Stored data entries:
-------------------------

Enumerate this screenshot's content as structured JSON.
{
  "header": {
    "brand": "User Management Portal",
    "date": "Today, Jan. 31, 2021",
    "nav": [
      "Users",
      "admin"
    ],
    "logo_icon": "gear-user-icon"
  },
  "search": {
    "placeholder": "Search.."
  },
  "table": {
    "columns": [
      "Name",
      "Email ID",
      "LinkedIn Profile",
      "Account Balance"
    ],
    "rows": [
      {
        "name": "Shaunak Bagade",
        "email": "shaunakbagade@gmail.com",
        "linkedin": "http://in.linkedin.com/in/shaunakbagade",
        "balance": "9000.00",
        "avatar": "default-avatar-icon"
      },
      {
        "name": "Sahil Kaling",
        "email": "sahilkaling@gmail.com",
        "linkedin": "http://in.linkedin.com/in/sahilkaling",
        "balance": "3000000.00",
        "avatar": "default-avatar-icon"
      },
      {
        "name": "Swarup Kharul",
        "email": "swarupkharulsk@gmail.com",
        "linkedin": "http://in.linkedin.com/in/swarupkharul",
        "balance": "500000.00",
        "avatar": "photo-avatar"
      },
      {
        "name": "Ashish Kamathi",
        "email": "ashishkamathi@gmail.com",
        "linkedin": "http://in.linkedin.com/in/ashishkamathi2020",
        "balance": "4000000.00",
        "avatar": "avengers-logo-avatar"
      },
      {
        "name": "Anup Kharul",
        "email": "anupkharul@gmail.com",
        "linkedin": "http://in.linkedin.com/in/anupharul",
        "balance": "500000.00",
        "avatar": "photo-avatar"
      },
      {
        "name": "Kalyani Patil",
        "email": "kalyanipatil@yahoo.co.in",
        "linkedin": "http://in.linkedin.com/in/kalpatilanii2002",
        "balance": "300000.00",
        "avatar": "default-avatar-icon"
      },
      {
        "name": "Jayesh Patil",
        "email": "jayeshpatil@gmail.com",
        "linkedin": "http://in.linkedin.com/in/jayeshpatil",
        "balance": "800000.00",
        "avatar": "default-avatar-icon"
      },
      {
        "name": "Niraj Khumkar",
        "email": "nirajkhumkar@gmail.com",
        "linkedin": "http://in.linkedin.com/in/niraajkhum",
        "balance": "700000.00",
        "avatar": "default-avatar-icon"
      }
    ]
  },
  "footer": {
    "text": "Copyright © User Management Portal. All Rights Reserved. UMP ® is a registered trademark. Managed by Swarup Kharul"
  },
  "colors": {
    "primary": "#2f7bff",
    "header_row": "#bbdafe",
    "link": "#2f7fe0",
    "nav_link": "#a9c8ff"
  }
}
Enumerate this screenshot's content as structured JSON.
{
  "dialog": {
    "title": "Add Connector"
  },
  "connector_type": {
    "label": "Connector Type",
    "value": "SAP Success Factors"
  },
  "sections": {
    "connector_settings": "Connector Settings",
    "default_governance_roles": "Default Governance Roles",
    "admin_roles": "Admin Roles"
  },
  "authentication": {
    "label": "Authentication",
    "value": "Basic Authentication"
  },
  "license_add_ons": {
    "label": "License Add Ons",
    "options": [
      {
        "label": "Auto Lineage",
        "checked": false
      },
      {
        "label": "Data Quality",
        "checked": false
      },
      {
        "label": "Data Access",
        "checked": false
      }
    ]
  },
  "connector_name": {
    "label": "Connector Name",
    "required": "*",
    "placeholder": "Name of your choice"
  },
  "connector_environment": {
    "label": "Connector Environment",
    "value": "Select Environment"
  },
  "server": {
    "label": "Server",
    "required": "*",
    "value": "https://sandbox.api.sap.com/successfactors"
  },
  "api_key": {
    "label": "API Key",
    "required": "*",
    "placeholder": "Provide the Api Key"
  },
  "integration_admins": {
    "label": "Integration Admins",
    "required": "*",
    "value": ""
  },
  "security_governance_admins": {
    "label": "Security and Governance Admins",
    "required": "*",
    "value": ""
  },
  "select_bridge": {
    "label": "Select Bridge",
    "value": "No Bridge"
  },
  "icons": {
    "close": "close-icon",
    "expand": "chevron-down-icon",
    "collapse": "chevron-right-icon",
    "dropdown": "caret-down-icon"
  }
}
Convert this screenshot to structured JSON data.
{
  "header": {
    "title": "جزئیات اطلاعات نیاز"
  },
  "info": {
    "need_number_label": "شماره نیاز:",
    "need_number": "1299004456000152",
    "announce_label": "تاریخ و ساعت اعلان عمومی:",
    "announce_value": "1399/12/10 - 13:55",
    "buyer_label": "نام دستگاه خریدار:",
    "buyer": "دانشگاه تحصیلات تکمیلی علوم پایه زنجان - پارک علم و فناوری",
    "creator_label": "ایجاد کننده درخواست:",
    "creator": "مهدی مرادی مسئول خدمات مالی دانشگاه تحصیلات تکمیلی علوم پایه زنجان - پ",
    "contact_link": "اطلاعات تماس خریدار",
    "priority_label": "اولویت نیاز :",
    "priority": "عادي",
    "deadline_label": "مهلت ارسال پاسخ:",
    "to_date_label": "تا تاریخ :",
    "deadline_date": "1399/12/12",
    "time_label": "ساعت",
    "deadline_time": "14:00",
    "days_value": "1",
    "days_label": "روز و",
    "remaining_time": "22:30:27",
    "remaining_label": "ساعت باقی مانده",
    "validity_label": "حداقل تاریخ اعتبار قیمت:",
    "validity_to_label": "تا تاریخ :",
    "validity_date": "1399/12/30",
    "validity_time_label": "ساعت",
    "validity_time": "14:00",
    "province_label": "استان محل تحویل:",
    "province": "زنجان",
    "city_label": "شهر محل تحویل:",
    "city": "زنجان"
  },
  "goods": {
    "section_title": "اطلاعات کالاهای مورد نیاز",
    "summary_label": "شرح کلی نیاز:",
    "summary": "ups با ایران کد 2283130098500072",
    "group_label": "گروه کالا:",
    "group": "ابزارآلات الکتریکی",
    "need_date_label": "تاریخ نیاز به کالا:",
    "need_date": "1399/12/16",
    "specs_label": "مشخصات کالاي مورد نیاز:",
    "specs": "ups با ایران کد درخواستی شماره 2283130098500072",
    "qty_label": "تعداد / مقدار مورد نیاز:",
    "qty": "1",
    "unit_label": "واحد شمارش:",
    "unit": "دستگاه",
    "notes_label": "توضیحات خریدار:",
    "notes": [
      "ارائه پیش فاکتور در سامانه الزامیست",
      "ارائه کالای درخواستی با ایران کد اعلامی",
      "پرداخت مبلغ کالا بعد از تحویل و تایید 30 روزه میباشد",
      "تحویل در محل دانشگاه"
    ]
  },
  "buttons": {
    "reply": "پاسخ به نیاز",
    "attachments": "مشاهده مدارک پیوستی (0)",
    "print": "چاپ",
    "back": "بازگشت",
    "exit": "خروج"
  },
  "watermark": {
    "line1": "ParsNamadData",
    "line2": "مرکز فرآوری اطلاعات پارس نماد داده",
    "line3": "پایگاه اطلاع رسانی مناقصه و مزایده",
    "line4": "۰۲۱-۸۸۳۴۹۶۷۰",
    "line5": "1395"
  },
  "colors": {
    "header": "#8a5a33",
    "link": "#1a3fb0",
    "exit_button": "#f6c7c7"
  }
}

-------------------------

▶ _Problem_:
Reproduce each line from the records that contains the word "ارائه".

▶ _Written solution_:
      "ارائه پیش فاکتور در سامانه الزامیست",
      "ارائه کالای درخواستی با ایران کد اعلامی",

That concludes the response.